## Task to complete
Omit the images, then print each record below exactly as it reads.

(Stored entries)

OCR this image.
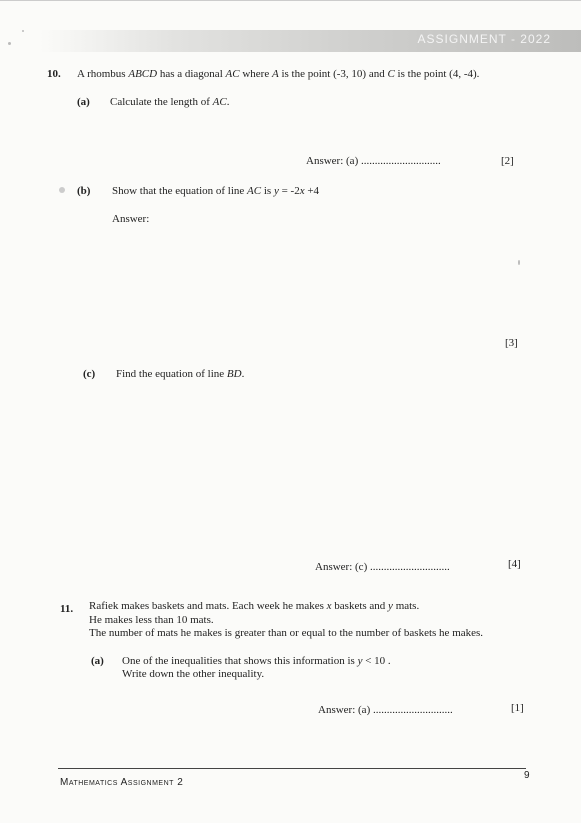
ASSIGNMENT - 2022
10. A rhombus ABCD has a diagonal AC where A is the point (-3, 10) and C is the point (4, -4).
(a) Calculate the length of AC.
Answer: (a) .............................	[2]
(b) Show that the equation of line AC is y = -2x +4
Answer:
[3]
(c) Find the equation of line BD.
Answer: (c) .............................	[4]
11. Rafiek makes baskets and mats. Each week he makes x baskets and y mats.
He makes less than 10 mats.
The number of mats he makes is greater than or equal to the number of baskets he makes.
(a) One of the inequalities that shows this information is y < 10 .
Write down the other inequality.
Answer: (a) .............................	[1]
Mathematics Assignment 2
9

## Response below
OCR this image.
ASSIGNMENT - 2022
10. A rhombus ABCD has a diagonal AC where A is the point (-3, 10) and C is the point (4, -4).
(a) Calculate the length of AC.
Answer: (a) .............................	[2]
(b) Show that the equation of line AC is y = -2x +4
Answer:
[3]
(c) Find the equation of line BD.
Answer: (c) .............................	[4]
11. Rafiek makes baskets and mats. Each week he makes x baskets and y mats.
He makes less than 10 mats.
The number of mats he makes is greater than or equal to the number of baskets he makes.
(a) One of the inequalities that shows this information is y < 10 .
Write down the other inequality.
Answer: (a) .............................	[1]
Mathematics Assignment 2
9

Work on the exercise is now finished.